▸ WORK TO DO: Rewrite the records from the start through the line that contains "education-label: Graduation Year: (198, 1305, 489, 1340)", replacing every "bullet-icon" with "bullet-marker" and leaving all else unchanged. Give only those lines.

--- begin ---

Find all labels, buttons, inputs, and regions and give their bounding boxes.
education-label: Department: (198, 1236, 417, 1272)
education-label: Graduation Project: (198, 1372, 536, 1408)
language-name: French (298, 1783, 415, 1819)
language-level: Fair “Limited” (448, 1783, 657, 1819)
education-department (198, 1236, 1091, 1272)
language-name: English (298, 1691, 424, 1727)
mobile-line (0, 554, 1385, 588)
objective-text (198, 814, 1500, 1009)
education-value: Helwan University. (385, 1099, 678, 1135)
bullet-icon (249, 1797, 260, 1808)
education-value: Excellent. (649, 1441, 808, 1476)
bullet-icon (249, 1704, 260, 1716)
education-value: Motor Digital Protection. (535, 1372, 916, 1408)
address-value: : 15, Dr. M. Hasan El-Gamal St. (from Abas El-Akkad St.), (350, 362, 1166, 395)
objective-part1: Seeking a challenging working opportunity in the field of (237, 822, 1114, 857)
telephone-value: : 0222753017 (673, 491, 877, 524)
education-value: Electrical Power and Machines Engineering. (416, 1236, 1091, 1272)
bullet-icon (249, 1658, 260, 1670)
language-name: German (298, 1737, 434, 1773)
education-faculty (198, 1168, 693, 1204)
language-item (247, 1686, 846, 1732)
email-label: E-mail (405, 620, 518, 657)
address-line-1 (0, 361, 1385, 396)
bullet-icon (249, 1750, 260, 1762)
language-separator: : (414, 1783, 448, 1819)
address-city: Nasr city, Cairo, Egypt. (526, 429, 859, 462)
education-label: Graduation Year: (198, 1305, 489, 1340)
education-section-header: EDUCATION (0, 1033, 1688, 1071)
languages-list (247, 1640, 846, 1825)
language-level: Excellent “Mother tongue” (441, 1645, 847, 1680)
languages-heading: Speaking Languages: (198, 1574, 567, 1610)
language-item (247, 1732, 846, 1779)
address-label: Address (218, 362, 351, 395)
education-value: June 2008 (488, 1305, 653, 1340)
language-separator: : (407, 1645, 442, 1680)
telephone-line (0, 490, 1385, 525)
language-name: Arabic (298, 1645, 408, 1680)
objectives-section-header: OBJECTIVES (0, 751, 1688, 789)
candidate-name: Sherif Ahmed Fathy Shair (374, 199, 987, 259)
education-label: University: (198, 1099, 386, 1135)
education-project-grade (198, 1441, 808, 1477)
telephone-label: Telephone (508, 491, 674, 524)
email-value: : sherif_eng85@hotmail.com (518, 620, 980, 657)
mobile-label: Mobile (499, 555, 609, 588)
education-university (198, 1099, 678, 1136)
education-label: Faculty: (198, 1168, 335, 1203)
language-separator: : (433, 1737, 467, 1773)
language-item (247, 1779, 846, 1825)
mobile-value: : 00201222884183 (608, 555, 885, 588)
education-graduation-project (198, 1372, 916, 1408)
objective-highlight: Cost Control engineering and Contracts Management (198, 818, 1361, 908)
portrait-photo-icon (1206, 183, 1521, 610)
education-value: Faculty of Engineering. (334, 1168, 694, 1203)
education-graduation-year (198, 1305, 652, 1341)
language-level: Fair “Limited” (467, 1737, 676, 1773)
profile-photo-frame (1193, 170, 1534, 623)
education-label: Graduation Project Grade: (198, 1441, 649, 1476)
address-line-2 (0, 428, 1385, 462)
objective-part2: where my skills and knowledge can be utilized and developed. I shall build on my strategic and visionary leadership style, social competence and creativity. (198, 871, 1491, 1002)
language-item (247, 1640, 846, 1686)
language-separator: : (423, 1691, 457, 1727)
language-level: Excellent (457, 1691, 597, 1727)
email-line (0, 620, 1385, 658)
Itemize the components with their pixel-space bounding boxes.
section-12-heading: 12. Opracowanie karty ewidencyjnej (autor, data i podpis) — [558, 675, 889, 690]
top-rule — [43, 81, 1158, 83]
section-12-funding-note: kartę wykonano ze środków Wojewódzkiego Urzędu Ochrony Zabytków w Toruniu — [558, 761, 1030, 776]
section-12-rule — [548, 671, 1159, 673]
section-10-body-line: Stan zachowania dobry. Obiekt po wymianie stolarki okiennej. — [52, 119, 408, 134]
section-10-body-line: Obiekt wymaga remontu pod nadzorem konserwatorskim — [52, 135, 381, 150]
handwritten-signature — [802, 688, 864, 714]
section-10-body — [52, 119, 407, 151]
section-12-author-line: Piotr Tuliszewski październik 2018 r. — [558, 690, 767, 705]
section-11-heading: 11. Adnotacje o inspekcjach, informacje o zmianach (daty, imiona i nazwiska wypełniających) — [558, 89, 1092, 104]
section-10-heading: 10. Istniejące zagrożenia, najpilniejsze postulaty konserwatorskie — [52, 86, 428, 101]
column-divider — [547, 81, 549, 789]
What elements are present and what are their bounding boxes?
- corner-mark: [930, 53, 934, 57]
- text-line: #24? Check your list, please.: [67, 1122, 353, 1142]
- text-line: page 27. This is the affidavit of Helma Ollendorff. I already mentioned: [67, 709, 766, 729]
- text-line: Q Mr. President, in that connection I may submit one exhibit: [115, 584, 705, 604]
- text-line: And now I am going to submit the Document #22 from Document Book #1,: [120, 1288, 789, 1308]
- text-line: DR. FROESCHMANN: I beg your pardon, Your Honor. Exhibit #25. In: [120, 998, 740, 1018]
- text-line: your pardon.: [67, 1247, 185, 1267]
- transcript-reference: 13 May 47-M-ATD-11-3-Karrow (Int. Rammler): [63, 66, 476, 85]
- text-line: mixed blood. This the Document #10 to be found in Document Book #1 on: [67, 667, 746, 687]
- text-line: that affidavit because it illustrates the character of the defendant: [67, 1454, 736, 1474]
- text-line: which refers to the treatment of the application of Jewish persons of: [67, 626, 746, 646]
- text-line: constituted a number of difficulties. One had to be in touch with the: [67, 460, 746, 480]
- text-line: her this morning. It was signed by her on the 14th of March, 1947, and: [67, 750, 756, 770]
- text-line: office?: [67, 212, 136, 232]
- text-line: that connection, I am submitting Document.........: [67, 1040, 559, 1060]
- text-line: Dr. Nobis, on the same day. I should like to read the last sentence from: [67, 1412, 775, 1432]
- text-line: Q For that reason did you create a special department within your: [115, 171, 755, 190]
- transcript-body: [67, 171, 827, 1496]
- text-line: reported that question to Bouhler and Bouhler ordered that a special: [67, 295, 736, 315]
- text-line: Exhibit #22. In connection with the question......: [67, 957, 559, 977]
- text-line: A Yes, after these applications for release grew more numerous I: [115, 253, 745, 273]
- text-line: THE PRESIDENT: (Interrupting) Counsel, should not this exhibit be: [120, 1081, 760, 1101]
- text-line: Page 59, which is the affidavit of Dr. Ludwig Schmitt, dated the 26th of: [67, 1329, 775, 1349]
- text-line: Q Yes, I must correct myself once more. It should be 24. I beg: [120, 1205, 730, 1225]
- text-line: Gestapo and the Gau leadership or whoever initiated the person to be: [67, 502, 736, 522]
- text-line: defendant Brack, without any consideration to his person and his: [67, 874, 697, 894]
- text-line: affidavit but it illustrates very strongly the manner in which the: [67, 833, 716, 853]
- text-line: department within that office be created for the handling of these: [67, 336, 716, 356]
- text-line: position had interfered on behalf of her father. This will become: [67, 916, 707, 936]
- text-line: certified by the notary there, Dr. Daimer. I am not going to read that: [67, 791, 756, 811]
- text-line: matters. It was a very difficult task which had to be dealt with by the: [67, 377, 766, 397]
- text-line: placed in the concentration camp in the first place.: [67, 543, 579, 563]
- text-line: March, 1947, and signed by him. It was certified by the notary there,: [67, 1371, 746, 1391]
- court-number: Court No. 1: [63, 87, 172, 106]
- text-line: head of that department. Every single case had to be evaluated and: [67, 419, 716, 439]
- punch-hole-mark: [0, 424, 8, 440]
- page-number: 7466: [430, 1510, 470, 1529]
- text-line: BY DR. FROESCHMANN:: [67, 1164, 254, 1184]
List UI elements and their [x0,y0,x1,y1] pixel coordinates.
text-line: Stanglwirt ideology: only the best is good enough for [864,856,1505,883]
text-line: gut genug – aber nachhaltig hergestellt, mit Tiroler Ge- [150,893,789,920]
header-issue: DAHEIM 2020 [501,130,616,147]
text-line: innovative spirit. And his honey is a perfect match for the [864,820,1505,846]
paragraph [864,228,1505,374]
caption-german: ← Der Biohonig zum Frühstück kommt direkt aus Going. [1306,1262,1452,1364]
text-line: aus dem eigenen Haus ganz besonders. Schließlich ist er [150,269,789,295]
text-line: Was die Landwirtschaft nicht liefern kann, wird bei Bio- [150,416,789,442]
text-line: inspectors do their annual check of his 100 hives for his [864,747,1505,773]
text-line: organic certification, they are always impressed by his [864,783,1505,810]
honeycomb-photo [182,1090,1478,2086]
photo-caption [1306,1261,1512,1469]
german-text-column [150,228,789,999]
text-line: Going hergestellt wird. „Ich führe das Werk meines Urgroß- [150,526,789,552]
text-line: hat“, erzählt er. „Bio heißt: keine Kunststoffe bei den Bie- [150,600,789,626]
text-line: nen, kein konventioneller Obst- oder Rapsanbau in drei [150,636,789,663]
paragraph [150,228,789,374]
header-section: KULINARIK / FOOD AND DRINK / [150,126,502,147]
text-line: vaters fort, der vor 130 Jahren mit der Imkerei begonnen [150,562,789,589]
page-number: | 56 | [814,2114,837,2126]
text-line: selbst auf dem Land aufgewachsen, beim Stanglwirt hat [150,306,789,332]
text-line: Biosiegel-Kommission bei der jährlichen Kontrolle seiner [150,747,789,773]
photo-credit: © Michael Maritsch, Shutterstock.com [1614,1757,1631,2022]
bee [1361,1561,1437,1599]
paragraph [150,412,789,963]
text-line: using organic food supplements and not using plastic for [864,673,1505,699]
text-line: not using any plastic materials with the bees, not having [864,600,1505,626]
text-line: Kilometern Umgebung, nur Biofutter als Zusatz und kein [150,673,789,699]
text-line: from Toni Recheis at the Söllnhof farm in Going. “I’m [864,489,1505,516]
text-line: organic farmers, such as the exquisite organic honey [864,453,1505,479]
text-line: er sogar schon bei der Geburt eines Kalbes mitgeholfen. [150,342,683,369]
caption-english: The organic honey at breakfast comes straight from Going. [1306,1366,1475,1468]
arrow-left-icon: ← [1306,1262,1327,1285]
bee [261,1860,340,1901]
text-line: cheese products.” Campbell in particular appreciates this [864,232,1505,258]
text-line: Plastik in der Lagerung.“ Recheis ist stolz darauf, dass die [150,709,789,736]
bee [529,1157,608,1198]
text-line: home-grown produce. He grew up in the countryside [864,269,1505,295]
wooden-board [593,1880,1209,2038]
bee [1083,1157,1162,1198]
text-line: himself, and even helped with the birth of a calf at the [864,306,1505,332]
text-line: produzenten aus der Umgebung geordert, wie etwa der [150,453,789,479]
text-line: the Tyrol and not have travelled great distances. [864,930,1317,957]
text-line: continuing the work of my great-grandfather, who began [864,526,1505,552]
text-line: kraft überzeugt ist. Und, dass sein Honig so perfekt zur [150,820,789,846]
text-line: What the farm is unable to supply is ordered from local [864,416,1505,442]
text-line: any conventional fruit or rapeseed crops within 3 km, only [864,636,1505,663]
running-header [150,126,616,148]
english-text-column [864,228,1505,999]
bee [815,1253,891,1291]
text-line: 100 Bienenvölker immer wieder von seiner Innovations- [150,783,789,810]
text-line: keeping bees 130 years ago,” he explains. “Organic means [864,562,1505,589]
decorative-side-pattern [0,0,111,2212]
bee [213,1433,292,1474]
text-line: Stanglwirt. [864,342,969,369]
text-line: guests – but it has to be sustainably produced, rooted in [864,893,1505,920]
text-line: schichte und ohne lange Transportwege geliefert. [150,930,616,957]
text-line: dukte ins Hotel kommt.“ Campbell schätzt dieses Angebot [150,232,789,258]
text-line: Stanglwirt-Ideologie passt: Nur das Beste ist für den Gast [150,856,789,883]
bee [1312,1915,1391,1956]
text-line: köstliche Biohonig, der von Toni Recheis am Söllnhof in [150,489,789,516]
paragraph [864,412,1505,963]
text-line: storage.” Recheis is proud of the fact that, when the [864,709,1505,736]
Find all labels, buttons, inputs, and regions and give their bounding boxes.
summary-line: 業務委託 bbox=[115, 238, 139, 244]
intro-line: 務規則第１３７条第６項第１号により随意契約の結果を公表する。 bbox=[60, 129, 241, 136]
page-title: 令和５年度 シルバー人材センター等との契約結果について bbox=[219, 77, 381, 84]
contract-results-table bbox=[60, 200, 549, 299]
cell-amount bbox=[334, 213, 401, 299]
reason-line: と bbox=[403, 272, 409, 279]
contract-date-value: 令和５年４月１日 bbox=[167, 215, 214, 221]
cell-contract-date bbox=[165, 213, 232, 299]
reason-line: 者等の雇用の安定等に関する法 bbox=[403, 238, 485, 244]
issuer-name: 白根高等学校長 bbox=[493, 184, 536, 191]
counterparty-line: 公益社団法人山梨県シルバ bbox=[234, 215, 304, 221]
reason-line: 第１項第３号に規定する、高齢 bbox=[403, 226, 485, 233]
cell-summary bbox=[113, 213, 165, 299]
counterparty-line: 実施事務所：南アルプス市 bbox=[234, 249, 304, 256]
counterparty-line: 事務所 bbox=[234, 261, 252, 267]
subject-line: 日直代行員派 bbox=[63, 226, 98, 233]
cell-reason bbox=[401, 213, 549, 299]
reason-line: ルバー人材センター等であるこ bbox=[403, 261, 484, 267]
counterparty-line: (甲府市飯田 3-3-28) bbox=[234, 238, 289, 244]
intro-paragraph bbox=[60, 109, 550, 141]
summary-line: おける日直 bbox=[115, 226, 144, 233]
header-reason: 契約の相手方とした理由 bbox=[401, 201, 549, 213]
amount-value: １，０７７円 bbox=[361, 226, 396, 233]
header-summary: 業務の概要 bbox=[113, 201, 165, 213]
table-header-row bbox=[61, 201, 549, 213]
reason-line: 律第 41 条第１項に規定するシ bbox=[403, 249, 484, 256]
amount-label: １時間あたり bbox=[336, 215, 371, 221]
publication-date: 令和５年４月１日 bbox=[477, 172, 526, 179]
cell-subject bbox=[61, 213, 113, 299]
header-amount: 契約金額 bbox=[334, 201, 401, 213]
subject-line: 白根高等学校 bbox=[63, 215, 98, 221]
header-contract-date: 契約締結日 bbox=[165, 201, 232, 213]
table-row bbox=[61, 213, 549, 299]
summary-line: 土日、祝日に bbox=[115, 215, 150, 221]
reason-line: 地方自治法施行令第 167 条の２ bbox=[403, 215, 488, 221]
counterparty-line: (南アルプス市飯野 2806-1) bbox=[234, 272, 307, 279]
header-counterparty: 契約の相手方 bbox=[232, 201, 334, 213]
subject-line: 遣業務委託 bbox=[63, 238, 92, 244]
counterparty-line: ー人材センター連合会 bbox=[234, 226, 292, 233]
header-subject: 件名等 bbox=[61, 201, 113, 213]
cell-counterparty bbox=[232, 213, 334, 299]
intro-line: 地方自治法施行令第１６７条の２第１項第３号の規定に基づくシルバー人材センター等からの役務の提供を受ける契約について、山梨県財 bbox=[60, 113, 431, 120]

--- end ---

▸ REPLY TO THE TASK:
Find all labels, buttons, inputs, and regions and give their bounding boxes.
education-label: Department: (198, 1236, 417, 1272)
education-label: Graduation Project: (198, 1372, 536, 1408)
language-name: French (298, 1783, 415, 1819)
language-level: Fair “Limited” (448, 1783, 657, 1819)
education-department (198, 1236, 1091, 1272)
language-name: English (298, 1691, 424, 1727)
mobile-line (0, 554, 1385, 588)
objective-text (198, 814, 1500, 1009)
education-value: Helwan University. (385, 1099, 678, 1135)
bullet-marker (249, 1797, 260, 1808)
education-value: Excellent. (649, 1441, 808, 1476)
bullet-marker (249, 1704, 260, 1716)
education-value: Motor Digital Protection. (535, 1372, 916, 1408)
address-value: : 15, Dr. M. Hasan El-Gamal St. (from Abas El-Akkad St.), (350, 362, 1166, 395)
objective-part1: Seeking a challenging working opportunity in the field of (237, 822, 1114, 857)
telephone-value: : 0222753017 (673, 491, 877, 524)
education-value: Electrical Power and Machines Engineering. (416, 1236, 1091, 1272)
bullet-marker (249, 1658, 260, 1670)
language-name: German (298, 1737, 434, 1773)
education-faculty (198, 1168, 693, 1204)
language-item (247, 1686, 846, 1732)
email-label: E-mail (405, 620, 518, 657)
address-line-1 (0, 361, 1385, 396)
bullet-marker (249, 1750, 260, 1762)
language-separator: : (414, 1783, 448, 1819)
address-city: Nasr city, Cairo, Egypt. (526, 429, 859, 462)
education-label: Graduation Year: (198, 1305, 489, 1340)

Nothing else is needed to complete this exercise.